Exercise requirements: Return the records exactly as they are.

=== Task data ===

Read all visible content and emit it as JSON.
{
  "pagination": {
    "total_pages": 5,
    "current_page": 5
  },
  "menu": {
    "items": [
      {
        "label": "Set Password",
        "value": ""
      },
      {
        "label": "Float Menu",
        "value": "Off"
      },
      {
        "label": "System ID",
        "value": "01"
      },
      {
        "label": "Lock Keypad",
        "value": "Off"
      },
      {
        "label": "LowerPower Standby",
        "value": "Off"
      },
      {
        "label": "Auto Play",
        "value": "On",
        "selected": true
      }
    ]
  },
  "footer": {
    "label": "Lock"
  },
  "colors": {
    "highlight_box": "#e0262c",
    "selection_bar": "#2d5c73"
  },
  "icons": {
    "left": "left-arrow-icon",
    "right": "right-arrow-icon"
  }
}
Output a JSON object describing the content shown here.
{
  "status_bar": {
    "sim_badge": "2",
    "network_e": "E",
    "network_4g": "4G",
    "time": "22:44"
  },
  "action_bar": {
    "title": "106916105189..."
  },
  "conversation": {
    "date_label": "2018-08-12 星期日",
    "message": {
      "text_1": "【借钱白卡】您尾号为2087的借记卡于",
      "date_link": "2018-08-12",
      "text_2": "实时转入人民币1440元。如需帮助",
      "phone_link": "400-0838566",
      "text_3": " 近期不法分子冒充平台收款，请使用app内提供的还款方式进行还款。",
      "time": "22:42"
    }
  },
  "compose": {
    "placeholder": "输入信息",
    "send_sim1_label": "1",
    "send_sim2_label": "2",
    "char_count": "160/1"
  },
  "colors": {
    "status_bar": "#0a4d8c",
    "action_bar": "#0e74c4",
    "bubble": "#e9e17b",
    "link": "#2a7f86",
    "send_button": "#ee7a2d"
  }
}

===

Correct output:
Read all visible content and emit it as JSON.
{
  "pagination": {
    "total_pages": 5,
    "current_page": 5
  },
  "menu": {
    "items": [
      {
        "label": "Set Password",
        "value": ""
      },
      {
        "label": "Float Menu",
        "value": "Off"
      },
      {
        "label": "System ID",
        "value": "01"
      },
      {
        "label": "Lock Keypad",
        "value": "Off"
      },
      {
        "label": "LowerPower Standby",
        "value": "Off"
      },
      {
        "label": "Auto Play",
        "value": "On",
        "selected": true
      }
    ]
  },
  "footer": {
    "label": "Lock"
  },
  "colors": {
    "highlight_box": "#e0262c",
    "selection_bar": "#2d5c73"
  },
  "icons": {
    "left": "left-arrow-icon",
    "right": "right-arrow-icon"
  }
}
Output a JSON object describing the content shown here.
{
  "status_bar": {
    "sim_badge": "2",
    "network_e": "E",
    "network_4g": "4G",
    "time": "22:44"
  },
  "action_bar": {
    "title": "106916105189..."
  },
  "conversation": {
    "date_label": "2018-08-12 星期日",
    "message": {
      "text_1": "【借钱白卡】您尾号为2087的借记卡于",
      "date_link": "2018-08-12",
      "text_2": "实时转入人民币1440元。如需帮助",
      "phone_link": "400-0838566",
      "text_3": " 近期不法分子冒充平台收款，请使用app内提供的还款方式进行还款。",
      "time": "22:42"
    }
  },
  "compose": {
    "placeholder": "输入信息",
    "send_sim1_label": "1",
    "send_sim2_label": "2",
    "char_count": "160/1"
  },
  "colors": {
    "status_bar": "#0a4d8c",
    "action_bar": "#0e74c4",
    "bubble": "#e9e17b",
    "link": "#2a7f86",
    "send_button": "#ee7a2d"
  }
}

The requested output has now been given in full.